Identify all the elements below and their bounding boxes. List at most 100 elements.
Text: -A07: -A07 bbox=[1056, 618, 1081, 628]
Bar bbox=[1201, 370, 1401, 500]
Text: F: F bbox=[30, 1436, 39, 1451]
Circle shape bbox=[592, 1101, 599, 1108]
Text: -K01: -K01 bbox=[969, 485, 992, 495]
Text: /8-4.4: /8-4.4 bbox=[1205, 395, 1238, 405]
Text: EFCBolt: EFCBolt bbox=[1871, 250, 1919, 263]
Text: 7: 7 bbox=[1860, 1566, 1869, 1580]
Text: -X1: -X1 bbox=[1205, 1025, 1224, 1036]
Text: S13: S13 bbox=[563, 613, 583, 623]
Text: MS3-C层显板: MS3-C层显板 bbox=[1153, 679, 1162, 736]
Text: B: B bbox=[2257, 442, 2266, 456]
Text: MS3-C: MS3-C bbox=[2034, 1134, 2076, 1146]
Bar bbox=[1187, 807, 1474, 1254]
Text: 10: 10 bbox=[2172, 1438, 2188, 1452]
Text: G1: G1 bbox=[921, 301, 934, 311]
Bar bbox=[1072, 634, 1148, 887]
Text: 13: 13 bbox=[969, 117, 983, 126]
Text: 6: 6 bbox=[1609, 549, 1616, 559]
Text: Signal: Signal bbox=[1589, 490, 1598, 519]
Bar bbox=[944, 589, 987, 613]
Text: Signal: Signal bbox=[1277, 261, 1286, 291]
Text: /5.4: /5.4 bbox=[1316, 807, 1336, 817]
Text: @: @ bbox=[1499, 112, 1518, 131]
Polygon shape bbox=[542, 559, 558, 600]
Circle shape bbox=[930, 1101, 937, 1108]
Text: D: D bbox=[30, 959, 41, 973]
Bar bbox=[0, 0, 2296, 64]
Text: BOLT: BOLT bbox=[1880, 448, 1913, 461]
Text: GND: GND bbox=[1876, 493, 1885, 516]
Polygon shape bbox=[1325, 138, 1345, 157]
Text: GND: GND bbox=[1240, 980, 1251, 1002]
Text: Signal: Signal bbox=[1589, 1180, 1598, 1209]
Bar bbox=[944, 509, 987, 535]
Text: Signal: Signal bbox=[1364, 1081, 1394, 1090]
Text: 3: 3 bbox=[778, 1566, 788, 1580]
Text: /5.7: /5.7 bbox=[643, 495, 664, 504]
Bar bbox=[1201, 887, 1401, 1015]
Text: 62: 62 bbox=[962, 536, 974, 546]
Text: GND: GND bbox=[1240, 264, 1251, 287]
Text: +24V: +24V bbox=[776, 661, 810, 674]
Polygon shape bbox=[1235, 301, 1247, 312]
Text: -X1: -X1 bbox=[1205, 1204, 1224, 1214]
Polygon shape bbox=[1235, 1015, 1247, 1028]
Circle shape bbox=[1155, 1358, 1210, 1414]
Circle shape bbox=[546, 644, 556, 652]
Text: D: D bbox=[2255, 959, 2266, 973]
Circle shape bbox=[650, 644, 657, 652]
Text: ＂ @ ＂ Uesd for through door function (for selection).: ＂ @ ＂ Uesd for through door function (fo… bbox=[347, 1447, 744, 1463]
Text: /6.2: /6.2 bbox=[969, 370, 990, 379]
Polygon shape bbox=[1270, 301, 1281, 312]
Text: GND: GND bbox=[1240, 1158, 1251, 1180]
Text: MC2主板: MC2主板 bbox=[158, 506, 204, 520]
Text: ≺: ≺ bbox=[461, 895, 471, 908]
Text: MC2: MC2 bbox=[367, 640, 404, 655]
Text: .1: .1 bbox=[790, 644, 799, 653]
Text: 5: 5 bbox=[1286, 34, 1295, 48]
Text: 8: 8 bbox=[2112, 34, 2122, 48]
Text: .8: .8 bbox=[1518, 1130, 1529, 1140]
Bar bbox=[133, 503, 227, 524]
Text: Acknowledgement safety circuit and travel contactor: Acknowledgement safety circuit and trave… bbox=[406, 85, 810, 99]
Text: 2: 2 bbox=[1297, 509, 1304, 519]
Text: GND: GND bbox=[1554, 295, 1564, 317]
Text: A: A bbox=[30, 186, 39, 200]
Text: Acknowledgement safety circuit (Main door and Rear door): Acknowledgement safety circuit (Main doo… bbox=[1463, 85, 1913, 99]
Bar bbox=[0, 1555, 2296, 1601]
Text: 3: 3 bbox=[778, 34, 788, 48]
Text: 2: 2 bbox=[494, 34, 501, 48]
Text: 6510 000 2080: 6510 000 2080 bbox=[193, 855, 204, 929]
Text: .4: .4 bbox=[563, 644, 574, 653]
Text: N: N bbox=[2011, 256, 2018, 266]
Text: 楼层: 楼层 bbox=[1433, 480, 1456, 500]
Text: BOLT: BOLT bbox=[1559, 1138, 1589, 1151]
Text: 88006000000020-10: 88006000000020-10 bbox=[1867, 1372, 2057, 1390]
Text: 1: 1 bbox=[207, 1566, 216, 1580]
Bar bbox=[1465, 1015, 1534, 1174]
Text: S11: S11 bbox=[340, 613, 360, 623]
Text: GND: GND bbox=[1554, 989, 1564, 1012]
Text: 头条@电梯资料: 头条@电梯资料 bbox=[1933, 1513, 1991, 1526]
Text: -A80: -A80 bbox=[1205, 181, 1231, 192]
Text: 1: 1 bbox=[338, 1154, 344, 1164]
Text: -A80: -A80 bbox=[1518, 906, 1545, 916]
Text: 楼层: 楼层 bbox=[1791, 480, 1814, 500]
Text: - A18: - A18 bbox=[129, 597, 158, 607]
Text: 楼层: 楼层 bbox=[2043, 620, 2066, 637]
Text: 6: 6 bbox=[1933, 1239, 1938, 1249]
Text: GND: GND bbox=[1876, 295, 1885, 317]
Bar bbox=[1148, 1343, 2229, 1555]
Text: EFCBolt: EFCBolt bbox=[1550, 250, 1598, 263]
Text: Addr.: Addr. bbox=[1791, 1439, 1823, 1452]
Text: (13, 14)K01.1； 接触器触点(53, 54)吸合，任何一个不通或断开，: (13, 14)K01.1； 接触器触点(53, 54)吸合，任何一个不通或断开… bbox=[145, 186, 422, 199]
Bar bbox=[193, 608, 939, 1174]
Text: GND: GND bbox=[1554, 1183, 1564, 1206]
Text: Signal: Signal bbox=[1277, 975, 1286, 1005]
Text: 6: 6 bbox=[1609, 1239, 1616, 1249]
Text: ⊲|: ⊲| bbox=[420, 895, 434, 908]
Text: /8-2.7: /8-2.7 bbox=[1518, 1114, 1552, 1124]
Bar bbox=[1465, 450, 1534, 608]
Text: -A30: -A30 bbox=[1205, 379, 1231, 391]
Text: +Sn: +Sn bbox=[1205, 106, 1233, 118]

++++

* [Exercise task]
Write out every line of the records above without changing a single character.

* [Result of the task]
Identify all the elements below and their bounding boxes. List at most 100 elements.
Text: -A07: -A07 bbox=[1056, 618, 1081, 628]
Bar bbox=[1201, 370, 1401, 500]
Text: F: F bbox=[30, 1436, 39, 1451]
Circle shape bbox=[592, 1101, 599, 1108]
Text: -K01: -K01 bbox=[969, 485, 992, 495]
Text: /8-4.4: /8-4.4 bbox=[1205, 395, 1238, 405]
Text: EFCBolt: EFCBolt bbox=[1871, 250, 1919, 263]
Text: 7: 7 bbox=[1860, 1566, 1869, 1580]
Text: -X1: -X1 bbox=[1205, 1025, 1224, 1036]
Text: S13: S13 bbox=[563, 613, 583, 623]
Text: MS3-C层显板: MS3-C层显板 bbox=[1153, 679, 1162, 736]
Text: B: B bbox=[2257, 442, 2266, 456]
Text: MS3-C: MS3-C bbox=[2034, 1134, 2076, 1146]
Bar bbox=[1187, 807, 1474, 1254]
Text: 10: 10 bbox=[2172, 1438, 2188, 1452]
Text: G1: G1 bbox=[921, 301, 934, 311]
Bar bbox=[1072, 634, 1148, 887]
Text: 13: 13 bbox=[969, 117, 983, 126]
Text: 6: 6 bbox=[1609, 549, 1616, 559]
Text: Signal: Signal bbox=[1589, 490, 1598, 519]
Bar bbox=[944, 589, 987, 613]
Text: Signal: Signal bbox=[1277, 261, 1286, 291]
Text: /5.4: /5.4 bbox=[1316, 807, 1336, 817]
Text: @: @ bbox=[1499, 112, 1518, 131]
Polygon shape bbox=[542, 559, 558, 600]
Circle shape bbox=[930, 1101, 937, 1108]
Text: D: D bbox=[30, 959, 41, 973]
Bar bbox=[0, 0, 2296, 64]
Text: BOLT: BOLT bbox=[1880, 448, 1913, 461]
Text: GND: GND bbox=[1876, 493, 1885, 516]
Polygon shape bbox=[1325, 138, 1345, 157]
Text: GND: GND bbox=[1240, 980, 1251, 1002]
Text: Signal: Signal bbox=[1589, 1180, 1598, 1209]
Bar bbox=[944, 509, 987, 535]
Text: Signal: Signal bbox=[1364, 1081, 1394, 1090]
Text: 3: 3 bbox=[778, 1566, 788, 1580]
Text: /5.7: /5.7 bbox=[643, 495, 664, 504]
Bar bbox=[1201, 887, 1401, 1015]
Text: 62: 62 bbox=[962, 536, 974, 546]
Text: GND: GND bbox=[1240, 264, 1251, 287]
Text: +24V: +24V bbox=[776, 661, 810, 674]
Polygon shape bbox=[1235, 301, 1247, 312]
Text: -X1: -X1 bbox=[1205, 1204, 1224, 1214]
Polygon shape bbox=[1235, 1015, 1247, 1028]
Circle shape bbox=[1155, 1358, 1210, 1414]
Circle shape bbox=[546, 644, 556, 652]
Text: D: D bbox=[2255, 959, 2266, 973]
Circle shape bbox=[650, 644, 657, 652]
Text: ＂ @ ＂ Uesd for through door function (for selection).: ＂ @ ＂ Uesd for through door function (fo… bbox=[347, 1447, 744, 1463]
Text: /6.2: /6.2 bbox=[969, 370, 990, 379]
Polygon shape bbox=[1270, 301, 1281, 312]
Text: GND: GND bbox=[1240, 1158, 1251, 1180]
Text: MC2主板: MC2主板 bbox=[158, 506, 204, 520]
Text: ≺: ≺ bbox=[461, 895, 471, 908]
Text: MC2: MC2 bbox=[367, 640, 404, 655]
Text: .1: .1 bbox=[790, 644, 799, 653]
Text: 5: 5 bbox=[1286, 34, 1295, 48]
Text: 8: 8 bbox=[2112, 34, 2122, 48]
Text: .8: .8 bbox=[1518, 1130, 1529, 1140]
Bar bbox=[133, 503, 227, 524]
Text: Acknowledgement safety circuit and travel contactor: Acknowledgement safety circuit and trave… bbox=[406, 85, 810, 99]
Text: 2: 2 bbox=[1297, 509, 1304, 519]
Text: GND: GND bbox=[1554, 295, 1564, 317]
Text: A: A bbox=[30, 186, 39, 200]
Text: Acknowledgement safety circuit (Main door and Rear door): Acknowledgement safety circuit (Main doo… bbox=[1463, 85, 1913, 99]
Bar bbox=[0, 1555, 2296, 1601]
Text: 3: 3 bbox=[778, 34, 788, 48]
Text: 2: 2 bbox=[494, 34, 501, 48]
Text: 6510 000 2080: 6510 000 2080 bbox=[193, 855, 204, 929]
Text: .4: .4 bbox=[563, 644, 574, 653]
Text: N: N bbox=[2011, 256, 2018, 266]
Text: 楼层: 楼层 bbox=[1433, 480, 1456, 500]
Text: BOLT: BOLT bbox=[1559, 1138, 1589, 1151]
Text: 88006000000020-10: 88006000000020-10 bbox=[1867, 1372, 2057, 1390]
Text: 1: 1 bbox=[207, 1566, 216, 1580]
Bar bbox=[1465, 1015, 1534, 1174]
Text: S11: S11 bbox=[340, 613, 360, 623]
Text: GND: GND bbox=[1554, 989, 1564, 1012]
Text: 头条@电梯资料: 头条@电梯资料 bbox=[1933, 1513, 1991, 1526]
Text: -A80: -A80 bbox=[1205, 181, 1231, 192]
Text: 1: 1 bbox=[338, 1154, 344, 1164]
Text: -A80: -A80 bbox=[1518, 906, 1545, 916]
Text: 楼层: 楼层 bbox=[1791, 480, 1814, 500]
Text: - A18: - A18 bbox=[129, 597, 158, 607]
Text: 楼层: 楼层 bbox=[2043, 620, 2066, 637]
Text: 6: 6 bbox=[1933, 1239, 1938, 1249]
Text: GND: GND bbox=[1876, 295, 1885, 317]
Bar bbox=[1148, 1343, 2229, 1555]
Text: EFCBolt: EFCBolt bbox=[1550, 250, 1598, 263]
Text: Addr.: Addr. bbox=[1791, 1439, 1823, 1452]
Text: (13, 14)K01.1； 接触器触点(53, 54)吸合，任何一个不通或断开，: (13, 14)K01.1； 接触器触点(53, 54)吸合，任何一个不通或断开… bbox=[145, 186, 422, 199]
Bar bbox=[193, 608, 939, 1174]
Text: GND: GND bbox=[1554, 1183, 1564, 1206]
Text: Signal: Signal bbox=[1277, 975, 1286, 1005]
Text: 6: 6 bbox=[1609, 1239, 1616, 1249]
Text: ⊲|: ⊲| bbox=[420, 895, 434, 908]
Text: /8-2.7: /8-2.7 bbox=[1518, 1114, 1552, 1124]
Bar bbox=[1465, 450, 1534, 608]
Text: -A30: -A30 bbox=[1205, 379, 1231, 391]
Text: +Sn: +Sn bbox=[1205, 106, 1233, 118]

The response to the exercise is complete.